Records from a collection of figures

%%

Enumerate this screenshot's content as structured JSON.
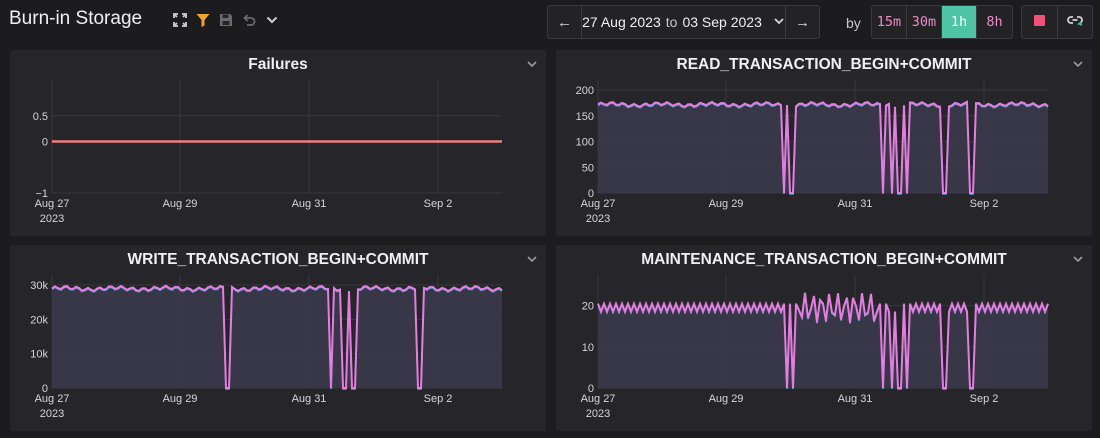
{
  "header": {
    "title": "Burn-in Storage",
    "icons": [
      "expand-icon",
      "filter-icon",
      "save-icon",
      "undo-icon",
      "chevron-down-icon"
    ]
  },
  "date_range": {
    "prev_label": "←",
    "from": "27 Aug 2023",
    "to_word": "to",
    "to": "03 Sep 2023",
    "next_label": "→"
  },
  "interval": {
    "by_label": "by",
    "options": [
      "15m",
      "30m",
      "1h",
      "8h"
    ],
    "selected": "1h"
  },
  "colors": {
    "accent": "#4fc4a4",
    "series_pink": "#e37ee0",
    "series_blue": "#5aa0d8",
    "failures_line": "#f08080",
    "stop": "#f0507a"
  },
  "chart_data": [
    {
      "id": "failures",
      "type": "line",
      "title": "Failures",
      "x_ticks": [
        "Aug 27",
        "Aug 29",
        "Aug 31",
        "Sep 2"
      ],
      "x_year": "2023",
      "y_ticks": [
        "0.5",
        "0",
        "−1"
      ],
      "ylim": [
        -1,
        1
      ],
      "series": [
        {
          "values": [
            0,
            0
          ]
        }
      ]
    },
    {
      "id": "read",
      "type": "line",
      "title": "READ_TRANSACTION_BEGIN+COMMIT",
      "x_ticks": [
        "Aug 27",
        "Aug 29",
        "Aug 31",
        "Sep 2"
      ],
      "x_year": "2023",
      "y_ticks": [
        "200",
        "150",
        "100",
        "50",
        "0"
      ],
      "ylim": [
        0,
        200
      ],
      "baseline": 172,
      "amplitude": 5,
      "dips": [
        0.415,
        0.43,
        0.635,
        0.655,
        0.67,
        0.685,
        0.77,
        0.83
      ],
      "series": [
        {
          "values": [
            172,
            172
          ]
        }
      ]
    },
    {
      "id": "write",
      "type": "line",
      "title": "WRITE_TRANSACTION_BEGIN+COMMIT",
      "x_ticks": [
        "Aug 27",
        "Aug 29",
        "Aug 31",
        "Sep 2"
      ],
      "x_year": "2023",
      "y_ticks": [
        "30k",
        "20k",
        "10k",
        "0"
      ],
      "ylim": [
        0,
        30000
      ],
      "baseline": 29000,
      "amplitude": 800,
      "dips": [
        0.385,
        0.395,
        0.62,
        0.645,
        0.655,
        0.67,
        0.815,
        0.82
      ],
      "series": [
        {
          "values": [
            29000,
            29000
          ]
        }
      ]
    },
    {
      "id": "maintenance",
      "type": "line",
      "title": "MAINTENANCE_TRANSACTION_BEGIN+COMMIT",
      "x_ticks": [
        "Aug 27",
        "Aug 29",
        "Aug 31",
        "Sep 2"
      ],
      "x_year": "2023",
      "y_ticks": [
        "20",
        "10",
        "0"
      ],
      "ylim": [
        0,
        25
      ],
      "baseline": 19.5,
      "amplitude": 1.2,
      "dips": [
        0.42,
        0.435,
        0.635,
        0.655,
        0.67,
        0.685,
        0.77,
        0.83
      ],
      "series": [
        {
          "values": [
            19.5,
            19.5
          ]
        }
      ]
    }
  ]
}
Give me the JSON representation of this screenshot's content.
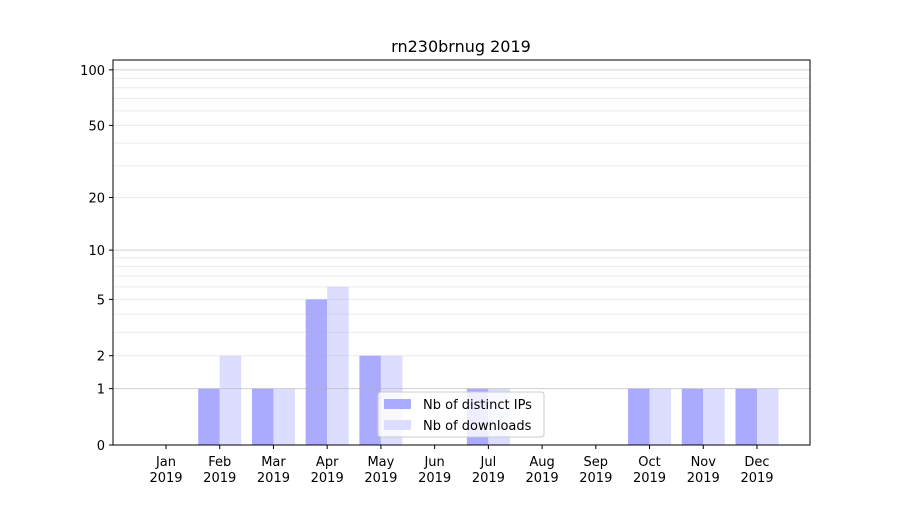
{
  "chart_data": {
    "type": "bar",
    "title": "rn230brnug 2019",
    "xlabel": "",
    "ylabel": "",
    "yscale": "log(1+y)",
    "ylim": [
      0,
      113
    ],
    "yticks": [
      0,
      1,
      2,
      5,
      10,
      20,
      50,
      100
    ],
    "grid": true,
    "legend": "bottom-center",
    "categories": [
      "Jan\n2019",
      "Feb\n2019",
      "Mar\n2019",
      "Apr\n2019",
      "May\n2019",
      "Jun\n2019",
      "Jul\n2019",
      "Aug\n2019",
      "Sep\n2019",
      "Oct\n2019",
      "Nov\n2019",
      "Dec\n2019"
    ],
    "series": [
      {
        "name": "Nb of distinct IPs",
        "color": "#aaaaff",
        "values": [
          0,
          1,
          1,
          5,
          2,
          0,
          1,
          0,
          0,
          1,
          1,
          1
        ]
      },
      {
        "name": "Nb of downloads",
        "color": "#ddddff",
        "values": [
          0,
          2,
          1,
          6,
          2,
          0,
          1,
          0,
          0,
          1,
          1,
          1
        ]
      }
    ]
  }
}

%%
%%

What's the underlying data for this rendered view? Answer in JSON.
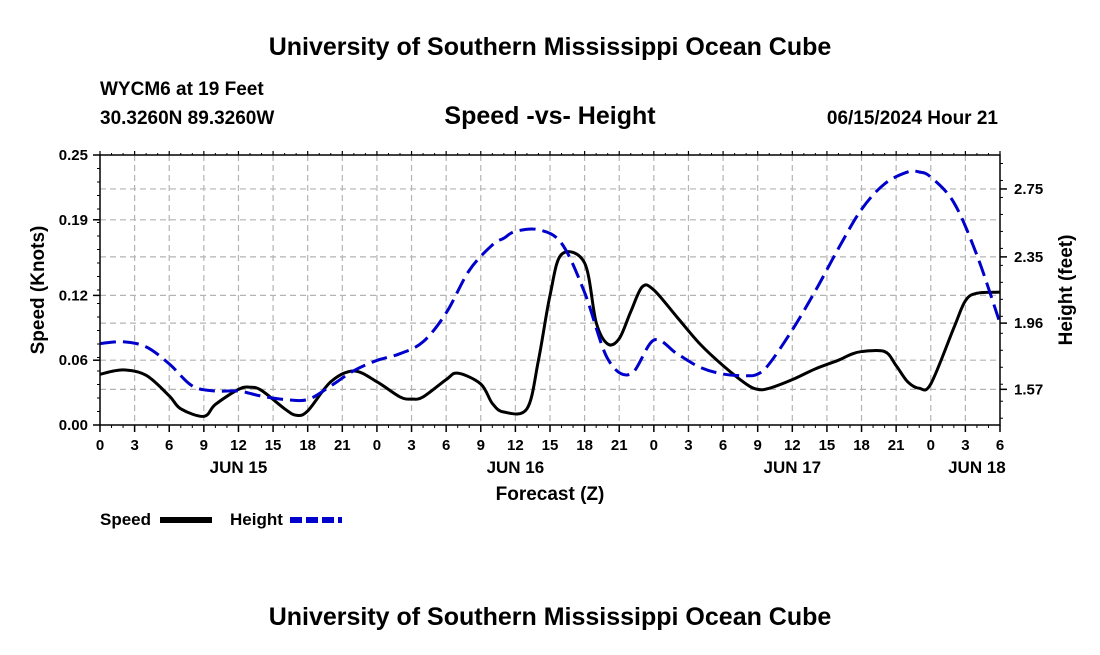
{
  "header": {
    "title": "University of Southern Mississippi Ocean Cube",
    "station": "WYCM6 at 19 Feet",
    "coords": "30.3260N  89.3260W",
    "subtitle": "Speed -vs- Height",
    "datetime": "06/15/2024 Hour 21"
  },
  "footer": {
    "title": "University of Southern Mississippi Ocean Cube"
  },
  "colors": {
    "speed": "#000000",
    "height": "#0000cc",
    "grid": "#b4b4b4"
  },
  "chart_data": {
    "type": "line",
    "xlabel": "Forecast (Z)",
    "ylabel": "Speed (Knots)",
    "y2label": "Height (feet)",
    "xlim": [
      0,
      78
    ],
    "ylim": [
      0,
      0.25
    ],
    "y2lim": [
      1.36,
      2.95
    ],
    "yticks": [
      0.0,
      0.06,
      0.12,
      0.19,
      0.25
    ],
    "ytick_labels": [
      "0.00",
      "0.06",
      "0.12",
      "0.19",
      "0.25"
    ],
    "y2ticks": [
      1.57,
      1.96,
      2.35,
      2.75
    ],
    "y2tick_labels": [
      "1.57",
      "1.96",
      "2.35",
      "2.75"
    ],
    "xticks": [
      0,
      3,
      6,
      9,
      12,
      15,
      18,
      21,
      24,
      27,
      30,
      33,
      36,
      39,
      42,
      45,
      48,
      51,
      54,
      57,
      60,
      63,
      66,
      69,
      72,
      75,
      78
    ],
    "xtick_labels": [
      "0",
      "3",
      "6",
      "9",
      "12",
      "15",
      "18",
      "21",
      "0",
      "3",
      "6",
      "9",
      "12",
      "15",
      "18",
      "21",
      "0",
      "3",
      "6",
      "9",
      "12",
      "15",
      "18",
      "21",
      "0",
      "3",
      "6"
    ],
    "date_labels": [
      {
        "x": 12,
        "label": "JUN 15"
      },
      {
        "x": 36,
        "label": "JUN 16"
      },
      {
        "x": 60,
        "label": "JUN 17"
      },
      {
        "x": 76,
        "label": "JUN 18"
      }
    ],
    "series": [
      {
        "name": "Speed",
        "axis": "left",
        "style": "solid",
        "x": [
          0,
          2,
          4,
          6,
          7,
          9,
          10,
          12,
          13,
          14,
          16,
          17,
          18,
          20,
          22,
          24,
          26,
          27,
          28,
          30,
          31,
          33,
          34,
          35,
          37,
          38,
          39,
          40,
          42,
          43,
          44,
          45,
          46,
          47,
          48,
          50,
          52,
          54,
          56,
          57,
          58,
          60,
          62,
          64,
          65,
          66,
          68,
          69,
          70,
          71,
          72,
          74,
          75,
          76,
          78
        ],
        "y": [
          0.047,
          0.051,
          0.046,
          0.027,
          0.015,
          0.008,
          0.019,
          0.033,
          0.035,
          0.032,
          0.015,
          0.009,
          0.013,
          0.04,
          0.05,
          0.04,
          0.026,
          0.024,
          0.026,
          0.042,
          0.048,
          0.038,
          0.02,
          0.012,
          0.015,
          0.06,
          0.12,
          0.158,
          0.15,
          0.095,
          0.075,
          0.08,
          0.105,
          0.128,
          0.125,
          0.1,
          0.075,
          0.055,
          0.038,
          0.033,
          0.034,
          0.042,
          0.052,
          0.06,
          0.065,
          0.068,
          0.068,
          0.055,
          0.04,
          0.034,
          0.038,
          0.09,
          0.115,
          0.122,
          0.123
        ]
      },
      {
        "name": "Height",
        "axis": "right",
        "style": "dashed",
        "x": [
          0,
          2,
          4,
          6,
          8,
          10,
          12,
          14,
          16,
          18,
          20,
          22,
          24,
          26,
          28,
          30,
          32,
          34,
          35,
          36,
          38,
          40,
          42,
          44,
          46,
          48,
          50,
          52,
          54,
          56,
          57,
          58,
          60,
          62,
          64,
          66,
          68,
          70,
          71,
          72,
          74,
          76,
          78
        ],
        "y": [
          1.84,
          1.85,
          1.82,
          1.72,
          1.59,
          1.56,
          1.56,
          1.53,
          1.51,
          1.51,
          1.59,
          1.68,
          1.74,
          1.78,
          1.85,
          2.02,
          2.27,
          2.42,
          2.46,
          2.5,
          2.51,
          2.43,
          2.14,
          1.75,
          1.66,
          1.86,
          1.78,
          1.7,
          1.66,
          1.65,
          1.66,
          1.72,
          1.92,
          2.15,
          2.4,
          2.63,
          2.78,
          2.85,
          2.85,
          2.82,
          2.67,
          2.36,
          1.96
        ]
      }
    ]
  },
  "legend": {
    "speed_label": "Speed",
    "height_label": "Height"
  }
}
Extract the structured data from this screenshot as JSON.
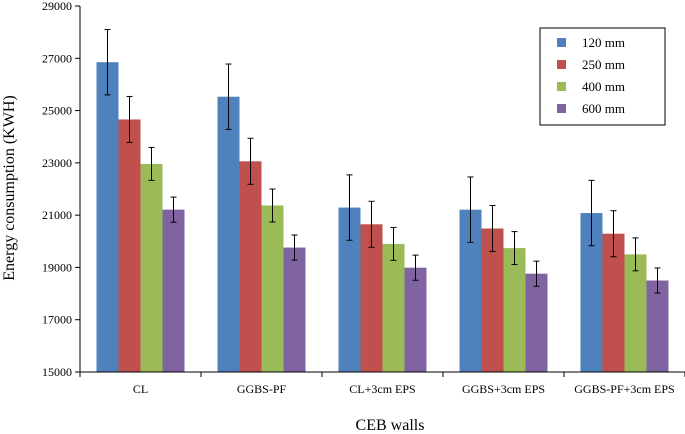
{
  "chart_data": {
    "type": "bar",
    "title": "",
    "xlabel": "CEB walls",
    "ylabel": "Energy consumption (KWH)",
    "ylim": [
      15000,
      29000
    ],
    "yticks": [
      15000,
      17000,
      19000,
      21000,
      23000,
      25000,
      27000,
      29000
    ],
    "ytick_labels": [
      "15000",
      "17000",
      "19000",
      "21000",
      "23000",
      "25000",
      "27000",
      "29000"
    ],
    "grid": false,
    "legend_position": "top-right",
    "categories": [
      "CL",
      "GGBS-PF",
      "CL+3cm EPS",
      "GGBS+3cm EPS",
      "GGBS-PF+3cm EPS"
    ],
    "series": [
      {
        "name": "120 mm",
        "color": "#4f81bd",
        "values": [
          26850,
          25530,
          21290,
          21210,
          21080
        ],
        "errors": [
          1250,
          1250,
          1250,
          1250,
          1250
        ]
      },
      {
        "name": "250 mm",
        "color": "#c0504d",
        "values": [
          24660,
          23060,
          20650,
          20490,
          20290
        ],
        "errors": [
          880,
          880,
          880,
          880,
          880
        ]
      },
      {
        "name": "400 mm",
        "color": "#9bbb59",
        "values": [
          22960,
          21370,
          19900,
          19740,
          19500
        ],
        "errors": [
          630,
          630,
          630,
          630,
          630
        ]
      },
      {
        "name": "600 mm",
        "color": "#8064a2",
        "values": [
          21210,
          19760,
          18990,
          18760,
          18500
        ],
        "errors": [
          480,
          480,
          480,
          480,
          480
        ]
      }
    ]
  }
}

%%

Your instructions
Identify every line above with the string "this" in it. Copy those lines.

Exercise result
Enumerate this screenshot's content as structured JSON.
Give me the JSON representation of this screenshot's content.
What's the underlying data for this rendered view? Answer in JSON.
Extract the structured data from this screenshot as JSON.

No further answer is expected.